* **Goal of the exercise**
Reproduce the data below in full and exclude every picture.

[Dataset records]

■ ■ ■ ■ ■

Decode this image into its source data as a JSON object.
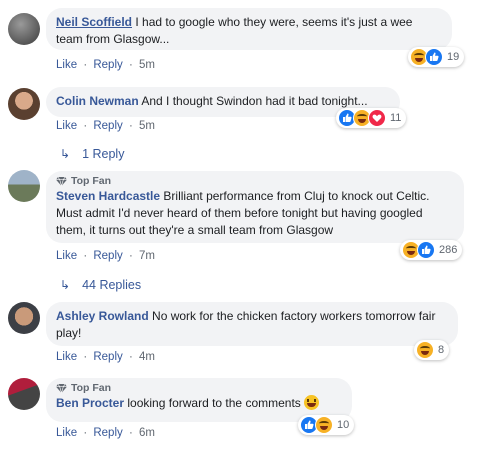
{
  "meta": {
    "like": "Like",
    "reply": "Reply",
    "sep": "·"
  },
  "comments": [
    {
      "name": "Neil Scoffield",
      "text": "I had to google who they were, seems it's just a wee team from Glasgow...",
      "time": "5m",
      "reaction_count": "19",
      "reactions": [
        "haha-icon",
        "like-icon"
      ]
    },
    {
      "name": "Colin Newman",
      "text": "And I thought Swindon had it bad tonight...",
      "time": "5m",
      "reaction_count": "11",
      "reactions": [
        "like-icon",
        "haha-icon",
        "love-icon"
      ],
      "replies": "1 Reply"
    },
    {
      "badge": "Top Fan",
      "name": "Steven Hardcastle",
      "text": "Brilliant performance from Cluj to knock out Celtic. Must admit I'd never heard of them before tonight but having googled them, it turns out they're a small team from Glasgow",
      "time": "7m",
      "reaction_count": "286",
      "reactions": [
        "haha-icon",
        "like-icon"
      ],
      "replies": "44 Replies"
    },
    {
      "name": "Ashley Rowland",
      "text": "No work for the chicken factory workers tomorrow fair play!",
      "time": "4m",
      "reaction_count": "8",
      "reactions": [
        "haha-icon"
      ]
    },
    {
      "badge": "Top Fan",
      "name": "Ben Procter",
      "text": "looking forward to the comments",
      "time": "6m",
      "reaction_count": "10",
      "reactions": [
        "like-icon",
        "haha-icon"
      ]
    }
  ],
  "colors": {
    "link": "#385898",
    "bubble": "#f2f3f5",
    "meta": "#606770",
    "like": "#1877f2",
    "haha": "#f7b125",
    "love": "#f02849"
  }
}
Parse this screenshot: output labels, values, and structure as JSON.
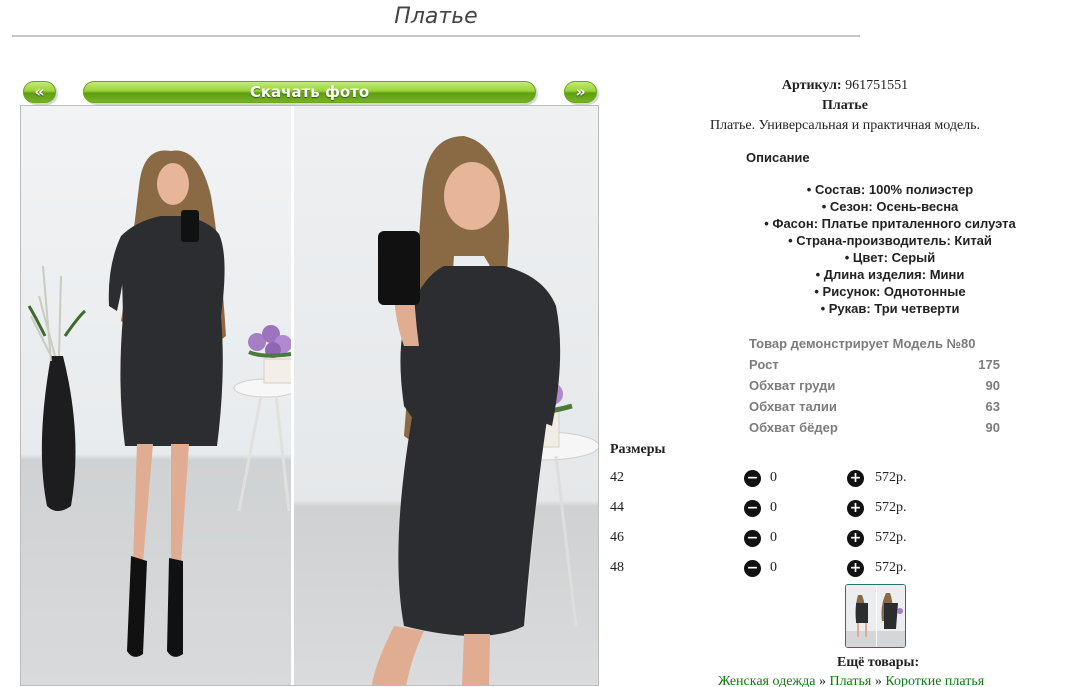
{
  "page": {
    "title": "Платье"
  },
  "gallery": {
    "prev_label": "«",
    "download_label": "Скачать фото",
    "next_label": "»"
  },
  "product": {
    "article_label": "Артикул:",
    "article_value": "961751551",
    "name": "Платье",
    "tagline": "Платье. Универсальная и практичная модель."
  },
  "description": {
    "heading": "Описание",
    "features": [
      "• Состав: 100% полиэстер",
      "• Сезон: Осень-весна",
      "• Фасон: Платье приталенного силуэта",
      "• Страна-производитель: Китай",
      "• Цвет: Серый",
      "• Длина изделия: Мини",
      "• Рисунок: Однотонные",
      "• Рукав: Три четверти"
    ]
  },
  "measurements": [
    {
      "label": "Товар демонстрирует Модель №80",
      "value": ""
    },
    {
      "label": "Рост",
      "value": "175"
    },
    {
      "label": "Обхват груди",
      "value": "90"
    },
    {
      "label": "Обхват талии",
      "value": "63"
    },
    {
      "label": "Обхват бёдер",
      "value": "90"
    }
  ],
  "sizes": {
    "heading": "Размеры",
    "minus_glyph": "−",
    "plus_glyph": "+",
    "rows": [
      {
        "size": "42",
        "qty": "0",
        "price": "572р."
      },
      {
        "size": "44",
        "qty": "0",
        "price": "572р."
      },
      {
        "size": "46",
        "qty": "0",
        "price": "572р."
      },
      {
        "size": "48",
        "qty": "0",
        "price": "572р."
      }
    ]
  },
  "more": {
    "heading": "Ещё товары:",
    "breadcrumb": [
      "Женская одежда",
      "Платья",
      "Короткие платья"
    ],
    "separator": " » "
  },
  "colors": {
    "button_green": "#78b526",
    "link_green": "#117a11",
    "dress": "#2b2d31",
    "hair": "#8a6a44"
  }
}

■ ■ ■ ■ ■

* **Complete output**
Decode this image into its source data as a JSON object.
{
  "meta": {
    "like": "Like",
    "reply": "Reply",
    "sep": "·"
  },
  "comments": [
    {
      "name": "Neil Scoffield",
      "text": "I had to google who they were, seems it's just a wee team from Glasgow...",
      "time": "5m",
      "reaction_count": "19",
      "reactions": [
        "haha-icon",
        "like-icon"
      ]
    },
    {
      "name": "Colin Newman",
      "text": "And I thought Swindon had it bad tonight...",
      "time": "5m",
      "reaction_count": "11",
      "reactions": [
        "like-icon",
        "haha-icon",
        "love-icon"
      ],
      "replies": "1 Reply"
    },
    {
      "badge": "Top Fan",
      "name": "Steven Hardcastle",
      "text": "Brilliant performance from Cluj to knock out Celtic. Must admit I'd never heard of them before tonight but having googled them, it turns out they're a small team from Glasgow",
      "time": "7m",
      "reaction_count": "286",
      "reactions": [
        "haha-icon",
        "like-icon"
      ],
      "replies": "44 Replies"
    },
    {
      "name": "Ashley Rowland",
      "text": "No work for the chicken factory workers tomorrow fair play!",
      "time": "4m",
      "reaction_count": "8",
      "reactions": [
        "haha-icon"
      ]
    },
    {
      "badge": "Top Fan",
      "name": "Ben Procter",
      "text": "looking forward to the comments",
      "time": "6m",
      "reaction_count": "10",
      "reactions": [
        "like-icon",
        "haha-icon"
      ]
    }
  ],
  "colors": {
    "link": "#385898",
    "bubble": "#f2f3f5",
    "meta": "#606770",
    "like": "#1877f2",
    "haha": "#f7b125",
    "love": "#f02849"
  }
}
Parse this screenshot: output labels, values, and structure as JSON.
{
  "page": {
    "title": "Платье"
  },
  "gallery": {
    "prev_label": "«",
    "download_label": "Скачать фото",
    "next_label": "»"
  },
  "product": {
    "article_label": "Артикул:",
    "article_value": "961751551",
    "name": "Платье",
    "tagline": "Платье. Универсальная и практичная модель."
  },
  "description": {
    "heading": "Описание",
    "features": [
      "• Состав: 100% полиэстер",
      "• Сезон: Осень-весна",
      "• Фасон: Платье приталенного силуэта",
      "• Страна-производитель: Китай",
      "• Цвет: Серый",
      "• Длина изделия: Мини",
      "• Рисунок: Однотонные",
      "• Рукав: Три четверти"
    ]
  },
  "measurements": [
    {
      "label": "Товар демонстрирует Модель №80",
      "value": ""
    },
    {
      "label": "Рост",
      "value": "175"
    },
    {
      "label": "Обхват груди",
      "value": "90"
    },
    {
      "label": "Обхват талии",
      "value": "63"
    },
    {
      "label": "Обхват бёдер",
      "value": "90"
    }
  ],
  "sizes": {
    "heading": "Размеры",
    "minus_glyph": "−",
    "plus_glyph": "+",
    "rows": [
      {
        "size": "42",
        "qty": "0",
        "price": "572р."
      },
      {
        "size": "44",
        "qty": "0",
        "price": "572р."
      },
      {
        "size": "46",
        "qty": "0",
        "price": "572р."
      },
      {
        "size": "48",
        "qty": "0",
        "price": "572р."
      }
    ]
  },
  "more": {
    "heading": "Ещё товары:",
    "breadcrumb": [
      "Женская одежда",
      "Платья",
      "Короткие платья"
    ],
    "separator": " » "
  },
  "colors": {
    "button_green": "#78b526",
    "link_green": "#117a11",
    "dress": "#2b2d31",
    "hair": "#8a6a44"
  }
}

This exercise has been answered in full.